▶ PROVIDED INFORMATION
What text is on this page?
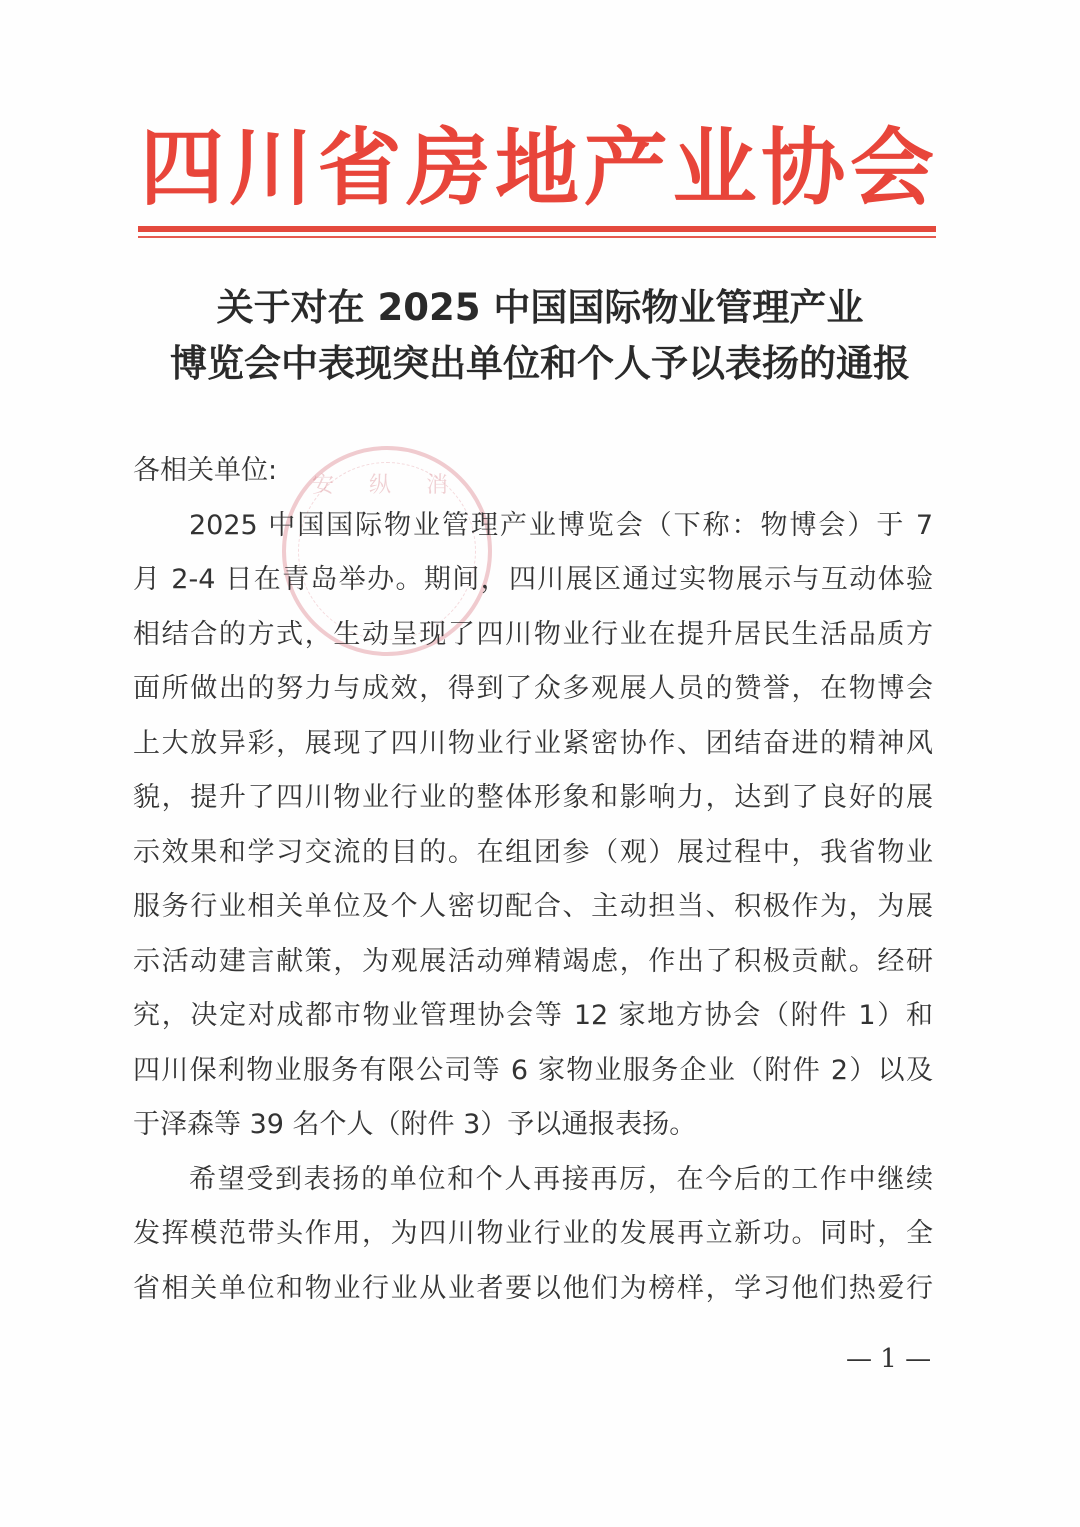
四 川 省 房 地 产 业 协 会
关于对在 2025 中国国际物业管理产业
博览会中表现突出单位和个人予以表扬的通报
安 纵 消
各相关单位:
2025 中国国际物业管理产业博览会（下称：物博会）于 7
月 2-4 日在青岛举办。期间，四川展区通过实物展示与互动体验
相结合的方式，生动呈现了四川物业行业在提升居民生活品质方
面所做出的努力与成效，得到了众多观展人员的赞誉，在物博会
上大放异彩，展现了四川物业行业紧密协作、团结奋进的精神风
貌，提升了四川物业行业的整体形象和影响力，达到了良好的展
示效果和学习交流的目的。在组团参（观）展过程中，我省物业
服务行业相关单位及个人密切配合、主动担当、积极作为，为展
示活动建言献策，为观展活动殚精竭虑，作出了积极贡献。经研
究，决定对成都市物业管理协会等 12 家地方协会（附件 1）和
四川保利物业服务有限公司等 6 家物业服务企业（附件 2）以及
于泽森等 39 名个人（附件 3）予以通报表扬。
希望受到表扬的单位和个人再接再厉，在今后的工作中继续
发挥模范带头作用，为四川物业行业的发展再立新功。同时，全
省相关单位和物业行业从业者要以他们为榜样，学习他们热爱行
— 1 —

▶ EXERCISE REQUIREMENTS
The records above must be transcribed exactly. Pictures are left out of the copy.

▶ CORRECT ANSWER
What text is on this page?
四 川 省 房 地 产 业 协 会
关于对在 2025 中国国际物业管理产业
博览会中表现突出单位和个人予以表扬的通报
安 纵 消
各相关单位:
2025 中国国际物业管理产业博览会（下称：物博会）于 7
月 2-4 日在青岛举办。期间，四川展区通过实物展示与互动体验
相结合的方式，生动呈现了四川物业行业在提升居民生活品质方
面所做出的努力与成效，得到了众多观展人员的赞誉，在物博会
上大放异彩，展现了四川物业行业紧密协作、团结奋进的精神风
貌，提升了四川物业行业的整体形象和影响力，达到了良好的展
示效果和学习交流的目的。在组团参（观）展过程中，我省物业
服务行业相关单位及个人密切配合、主动担当、积极作为，为展
示活动建言献策，为观展活动殚精竭虑，作出了积极贡献。经研
究，决定对成都市物业管理协会等 12 家地方协会（附件 1）和
四川保利物业服务有限公司等 6 家物业服务企业（附件 2）以及
于泽森等 39 名个人（附件 3）予以通报表扬。
希望受到表扬的单位和个人再接再厉，在今后的工作中继续
发挥模范带头作用，为四川物业行业的发展再立新功。同时，全
省相关单位和物业行业从业者要以他们为榜样，学习他们热爱行
— 1 —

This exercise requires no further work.